Pull every line that holds the word "Настройка" from the entries.

> **Data shown**
— BEGIN —
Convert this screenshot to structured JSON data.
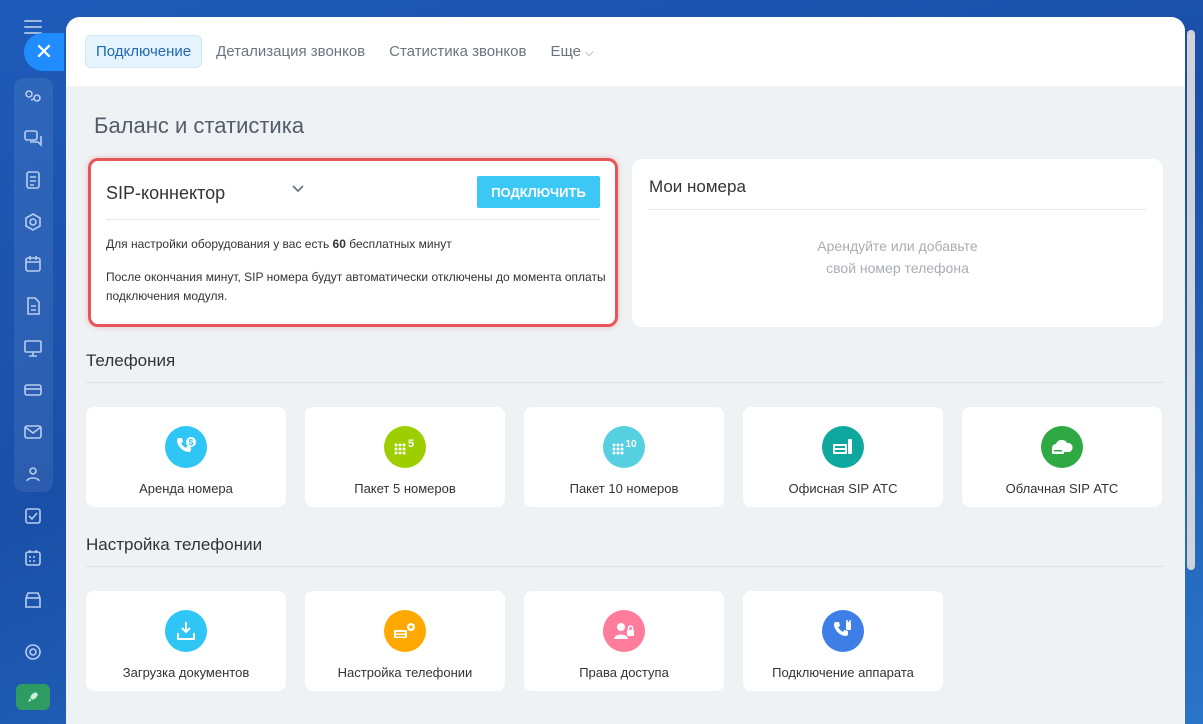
{
  "tabs": {
    "connection": "Подключение",
    "call_details": "Детализация звонков",
    "call_stats": "Статистика звонков",
    "more": "Еще"
  },
  "page_title": "Баланс и статистика",
  "sip": {
    "name": "SIP-коннектор",
    "button": "ПОДКЛЮЧИТЬ",
    "text1_prefix": "Для настройки оборудования у вас есть ",
    "text1_value": "60",
    "text1_suffix": " бесплатных минут",
    "text2": "После окончания минут, SIP номера будут автоматически отключены до момента оплаты подключения модуля."
  },
  "my_numbers": {
    "title": "Мои номера",
    "placeholder_line1": "Арендуйте или добавьте",
    "placeholder_line2": "свой номер телефона"
  },
  "sections": {
    "telephony": "Телефония",
    "telephony_settings": "Настройка телефонии"
  },
  "telephony_tiles": [
    {
      "label": "Аренда номера",
      "icon": "phone-rent-icon",
      "color": "#2fc6f6"
    },
    {
      "label": "Пакет 5 номеров",
      "icon": "pack-5-icon",
      "color": "#9dcf00"
    },
    {
      "label": "Пакет 10 номеров",
      "icon": "pack-10-icon",
      "color": "#55d0e0"
    },
    {
      "label": "Офисная SIP АТС",
      "icon": "office-pbx-icon",
      "color": "#0fa89e"
    },
    {
      "label": "Облачная SIP АТС",
      "icon": "cloud-pbx-icon",
      "color": "#2ea944"
    }
  ],
  "settings_tiles": [
    {
      "label": "Загрузка документов",
      "icon": "document-download-icon",
      "color": "#2fc6f6"
    },
    {
      "label": "Настройка телефонии",
      "icon": "telephony-settings-icon",
      "color": "#ffa900"
    },
    {
      "label": "Права доступа",
      "icon": "access-rights-icon",
      "color": "#ff7c9c"
    },
    {
      "label": "Подключение аппарата",
      "icon": "device-connect-icon",
      "color": "#3d7fe6"
    }
  ],
  "colors": {
    "accent": "#3bc8f5",
    "highlight": "#e6555a"
  }
}
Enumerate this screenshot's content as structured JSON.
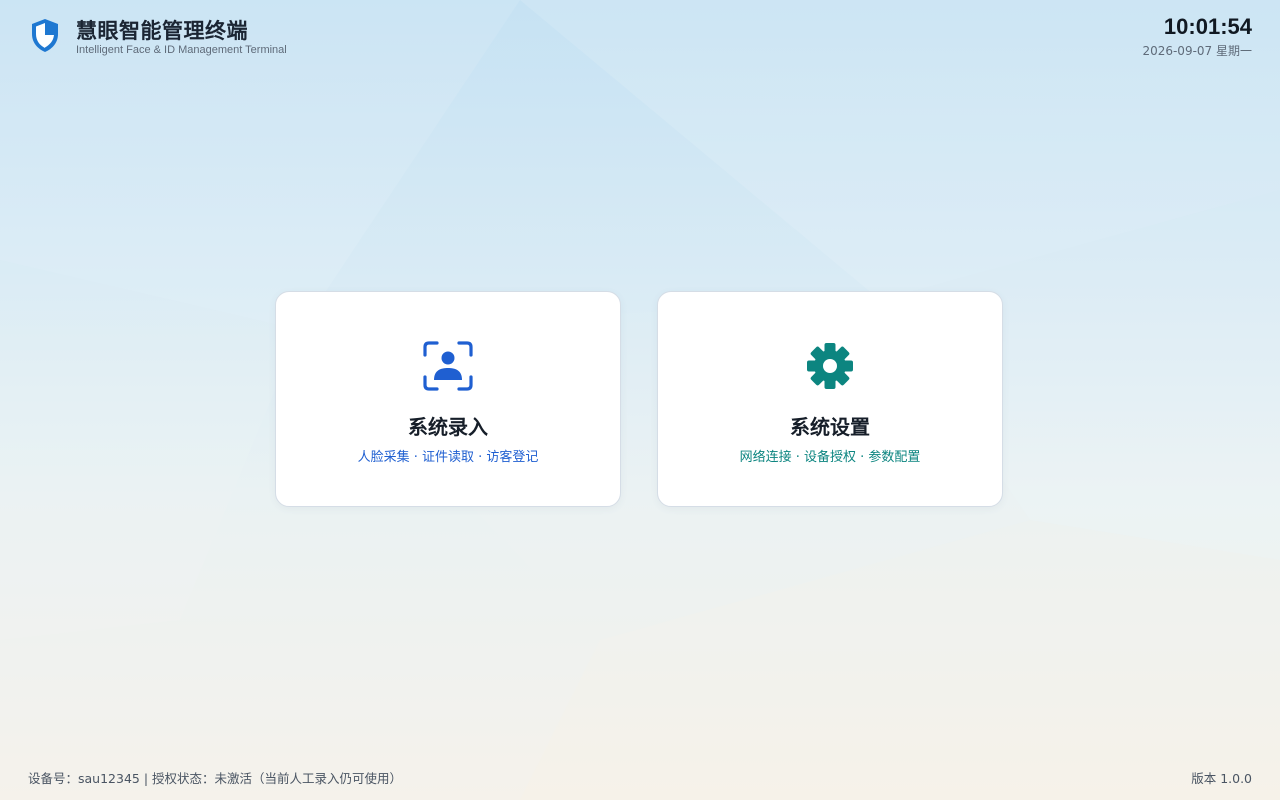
{
  "header": {
    "title": "慧眼智能管理终端",
    "subtitle": "Intelligent Face & ID Management Terminal",
    "time": "10:01:54",
    "date": "2026-09-07 星期一",
    "logo_icon": "shield-icon"
  },
  "cards": [
    {
      "title": "系统录入",
      "description": "人脸采集 · 证件读取 · 访客登记",
      "icon": "face-scan-icon",
      "color": "#1f5fd1"
    },
    {
      "title": "系统设置",
      "description": "网络连接 · 设备授权 · 参数配置",
      "icon": "gear-icon",
      "color": "#0c8580"
    }
  ],
  "footer": {
    "device_info": "设备号：sau12345 | 授权状态：未激活（当前人工录入仍可使用）",
    "version": "版本 1.0.0"
  },
  "colors": {
    "brand_blue": "#1f78d1",
    "card_blue": "#1f5fd1",
    "card_teal": "#0c8580"
  }
}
— END —
> **Answer in full**
    "telephony_settings": "Настройка телефонии"
      "label": "Настройка телефонии",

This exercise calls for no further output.